(Task brief)
From the line that contains "Convert this document image to plain text." to the last line of the data below, transcribe every line exactly. Do not include the pictures.

(Materials provided)
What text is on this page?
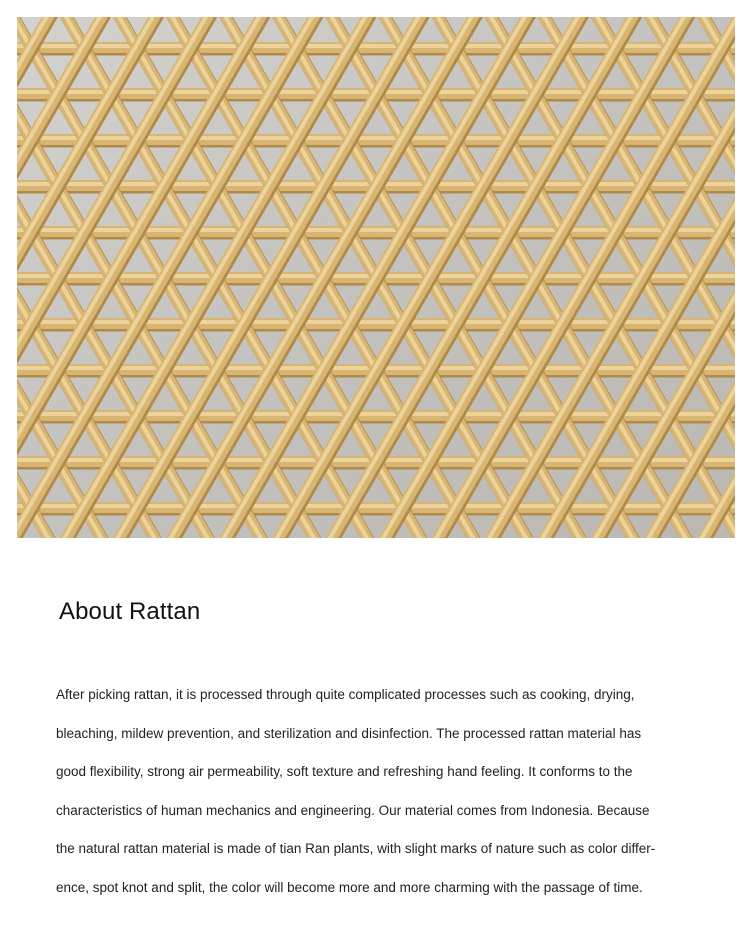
About Rattan

After picking rattan, it is processed through quite complicated processes such as cooking, drying,
bleaching, mildew prevention, and sterilization and disinfection. The processed rattan material has
good flexibility, strong air permeability, soft texture and refreshing hand feeling. It conforms to the
characteristics of human mechanics and engineering. Our material comes from Indonesia. Because
the natural rattan material is made of tian Ran plants, with slight marks of nature such as color differ-
ence, spot knot and split, the color will become more and more charming with the passage of time.
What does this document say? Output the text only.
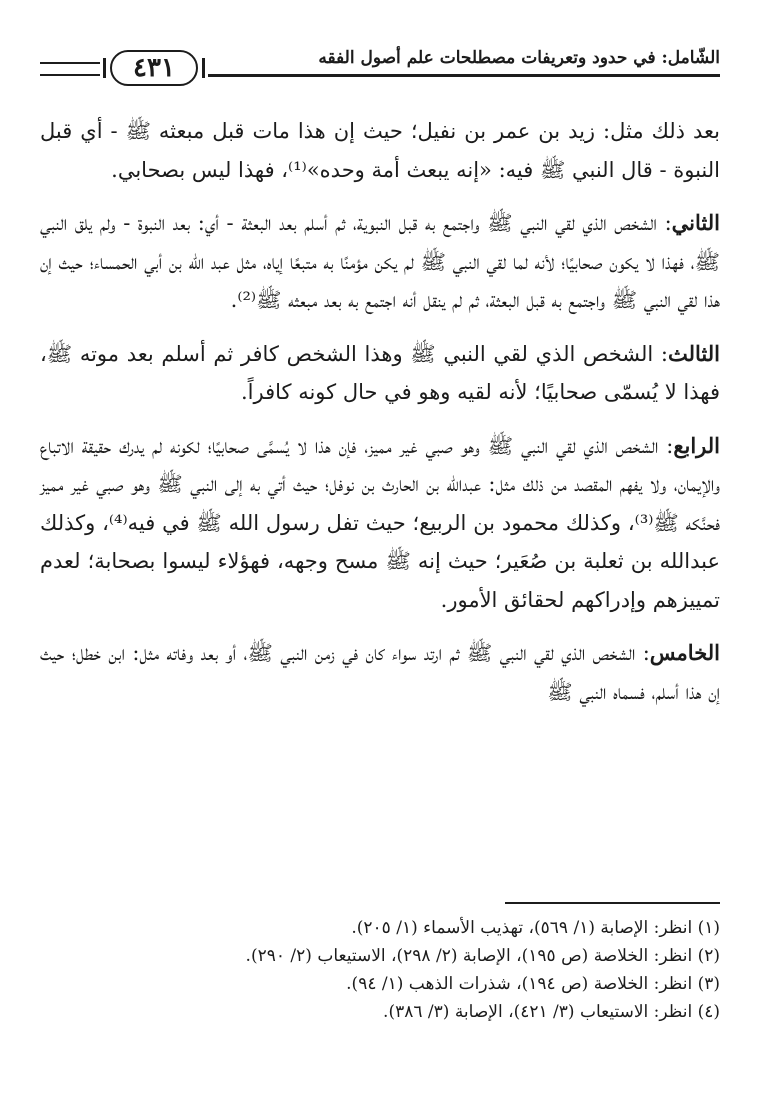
٤٣١	الشّامل: في حدود وتعريفات مصطلحات علم أصول الفقه

بعد ذلك مثل: زيد بن عمر بن نفيل؛ حيث إن هذا مات قبل مبعثه ﷺ - أي قبل النبوة - قال النبي ﷺ فيه: «إنه يبعث أمة وحده»⁽¹⁾، فهذا ليس بصحابي.

الثاني: الشخص الذي لقي النبي ﷺ واجتمع به قبل النبوية، ثم أسلم بعد البعثة - أي: بعد النبوة - ولم يلق النبي ﷺ، فهذا لا يكون صحابيًا؛ لأنه لما لقي النبي ﷺ لم يكن مؤمنًا به متبعًا إياه، مثل عبد الله بن أبي الحمساء؛ حيث إن هذا لقي النبي ﷺ واجتمع به قبل البعثة، ثم لم ينقل أنه اجتمع به بعد مبعثه ﷺ⁽²⁾.

الثالث: الشخص الذي لقي النبي ﷺ وهذا الشخص كافر ثم أسلم بعد موته ﷺ، فهذا لا يُسمّى صحابيًا؛ لأنه لقيه وهو في حال كونه كافراً.

الرابع: الشخص الذي لقي النبي ﷺ وهو صبي غير مميز، فإن هذا لا يُسمَّى صحابيًا؛ لكونه لم يدرك حقيقة الاتباع والإيمان، ولا يفهم المقصد من ذلك مثل: عبدالله بن الحارث بن نوفل؛ حيث أتي به إلى النبي ﷺ وهو صبي غير مميز فحنَّكه ﷺ⁽³⁾، وكذلك محمود بن الربيع؛ حيث تفل رسول الله ﷺ في فيه⁽⁴⁾، وكذلك عبدالله بن ثعلبة بن صُعَير؛ حيث إنه ﷺ مسح وجهه، فهؤلاء ليسوا بصحابة؛ لعدم تمييزهم وإدراكهم لحقائق الأمور.

الخامس: الشخص الذي لقي النبي ﷺ ثم ارتد سواء كان في زمن النبي ﷺ، أو بعد وفاته مثل: ابن خطل؛ حيث إن هذا أسلم، فسماه النبي ﷺ

(١) انظر: الإصابة (١/ ٥٦٩)، تهذيب الأسماء (١/ ٢٠٥).

(٢) انظر: الخلاصة (ص ١٩٥)، الإصابة (٢/ ٢٩٨)، الاستيعاب (٢/ ٢٩٠).

(٣) انظر: الخلاصة (ص ١٩٤)، شذرات الذهب (١/ ٩٤).

(٤) انظر: الاستيعاب (٣/ ٤٢١)، الإصابة (٣/ ٣٨٦).
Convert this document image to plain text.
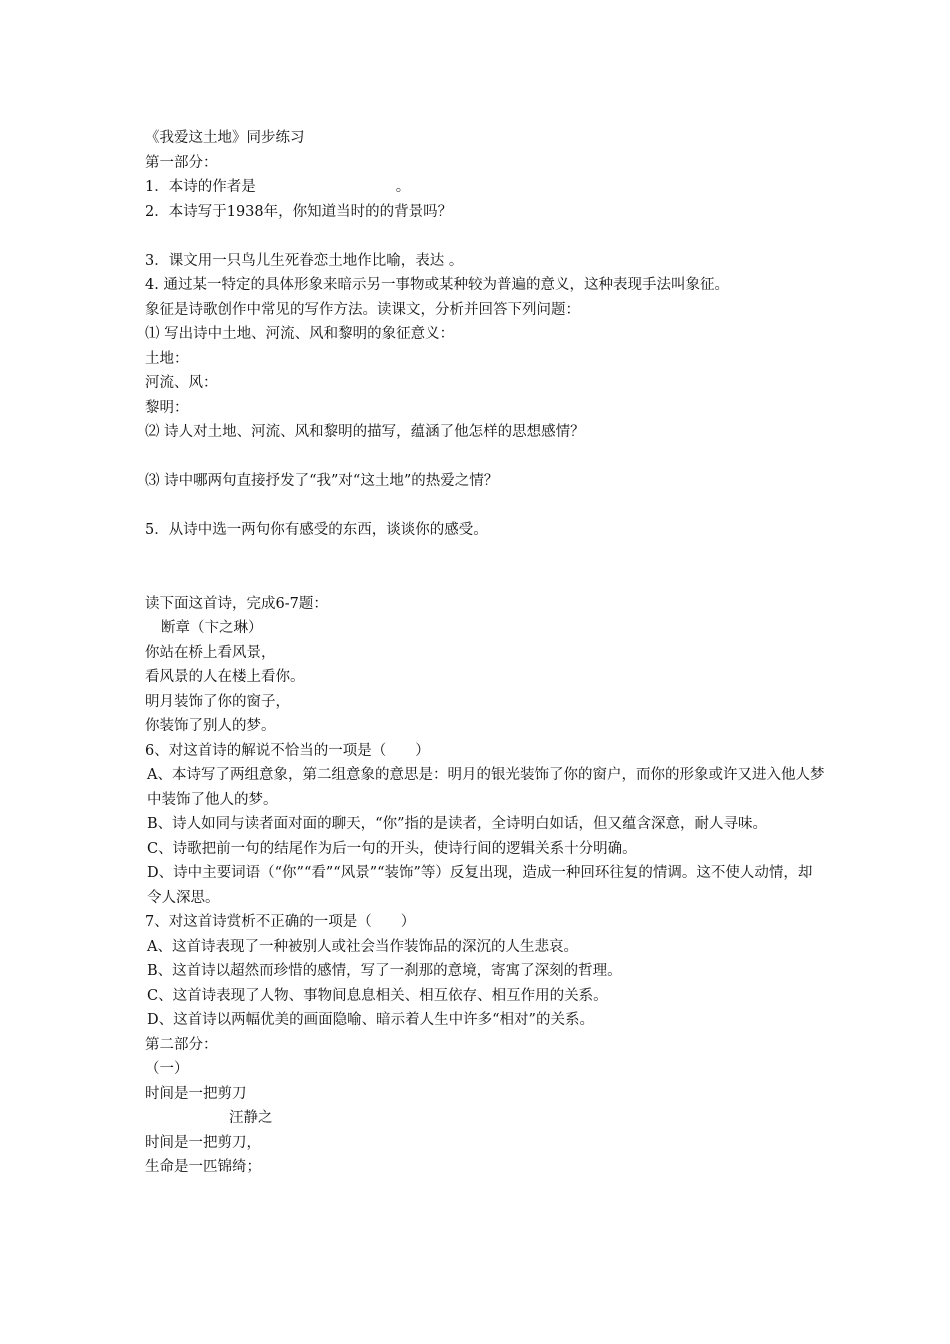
《我爱这土地》同步练习
第一部分：
1．本诗的作者是	。
2．本诗写于1938年，你知道当时的的背景吗？
3．课文用一只鸟儿生死眷恋土地作比喻，表达 。
4. 通过某一特定的具体形象来暗示另一事物或某种较为普遍的意义，这种表现手法叫象征。
象征是诗歌创作中常见的写作方法。读课文，分析并回答下列问题：
⑴ 写出诗中土地、河流、风和黎明的象征意义：
土地：
河流、风：
黎明：
⑵ 诗人对土地、河流、风和黎明的描写，蕴涵了他怎样的思想感情？
⑶ 诗中哪两句直接抒发了“我”对“这土地”的热爱之情？
5．从诗中选一两句你有感受的东西，谈谈你的感受。
读下面这首诗，完成6-7题：
断章（卞之琳）
你站在桥上看风景，
看风景的人在楼上看你。
明月装饰了你的窗子，
你装饰了别人的梦。
6、对这首诗的解说不恰当的一项是（　　）
A、本诗写了两组意象，第二组意象的意思是：明月的银光装饰了你的窗户，而你的形象或许又进入他人梦中装饰了他人的梦。
B、诗人如同与读者面对面的聊天，“你”指的是读者，全诗明白如话，但又蕴含深意，耐人寻味。
C、诗歌把前一句的结尾作为后一句的开头，使诗行间的逻辑关系十分明确。
D、诗中主要词语（“你”“看”“风景”“装饰”等）反复出现，造成一种回环往复的情调。这不使人动情，却令人深思。
7、对这首诗赏析不正确的一项是（　　）
A、这首诗表现了一种被别人或社会当作装饰品的深沉的人生悲哀。
B、这首诗以超然而珍惜的感情，写了一刹那的意境，寄寓了深刻的哲理。
C、这首诗表现了人物、事物间息息相关、相互依存、相互作用的关系。
D、这首诗以两幅优美的画面隐喻、暗示着人生中许多“相对”的关系。
第二部分：
（一）
时间是一把剪刀
汪静之
时间是一把剪刀，
生命是一匹锦绮；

(Task answer)
Convert this document image to plain text.
《我爱这土地》同步练习
第一部分：
1．本诗的作者是	。
2．本诗写于1938年，你知道当时的的背景吗？
3．课文用一只鸟儿生死眷恋土地作比喻，表达 。
4. 通过某一特定的具体形象来暗示另一事物或某种较为普遍的意义，这种表现手法叫象征。
象征是诗歌创作中常见的写作方法。读课文，分析并回答下列问题：
⑴ 写出诗中土地、河流、风和黎明的象征意义：
土地：
河流、风：
黎明：
⑵ 诗人对土地、河流、风和黎明的描写，蕴涵了他怎样的思想感情？
⑶ 诗中哪两句直接抒发了“我”对“这土地”的热爱之情？
5．从诗中选一两句你有感受的东西，谈谈你的感受。
读下面这首诗，完成6-7题：
断章（卞之琳）
你站在桥上看风景，
看风景的人在楼上看你。
明月装饰了你的窗子，
你装饰了别人的梦。
6、对这首诗的解说不恰当的一项是（　　）
A、本诗写了两组意象，第二组意象的意思是：明月的银光装饰了你的窗户，而你的形象或许又进入他人梦中装饰了他人的梦。
B、诗人如同与读者面对面的聊天，“你”指的是读者，全诗明白如话，但又蕴含深意，耐人寻味。
C、诗歌把前一句的结尾作为后一句的开头，使诗行间的逻辑关系十分明确。
D、诗中主要词语（“你”“看”“风景”“装饰”等）反复出现，造成一种回环往复的情调。这不使人动情，却令人深思。
7、对这首诗赏析不正确的一项是（　　）
A、这首诗表现了一种被别人或社会当作装饰品的深沉的人生悲哀。
B、这首诗以超然而珍惜的感情，写了一刹那的意境，寄寓了深刻的哲理。
C、这首诗表现了人物、事物间息息相关、相互依存、相互作用的关系。
D、这首诗以两幅优美的画面隐喻、暗示着人生中许多“相对”的关系。
第二部分：
（一）
时间是一把剪刀
汪静之
时间是一把剪刀，
生命是一匹锦绮；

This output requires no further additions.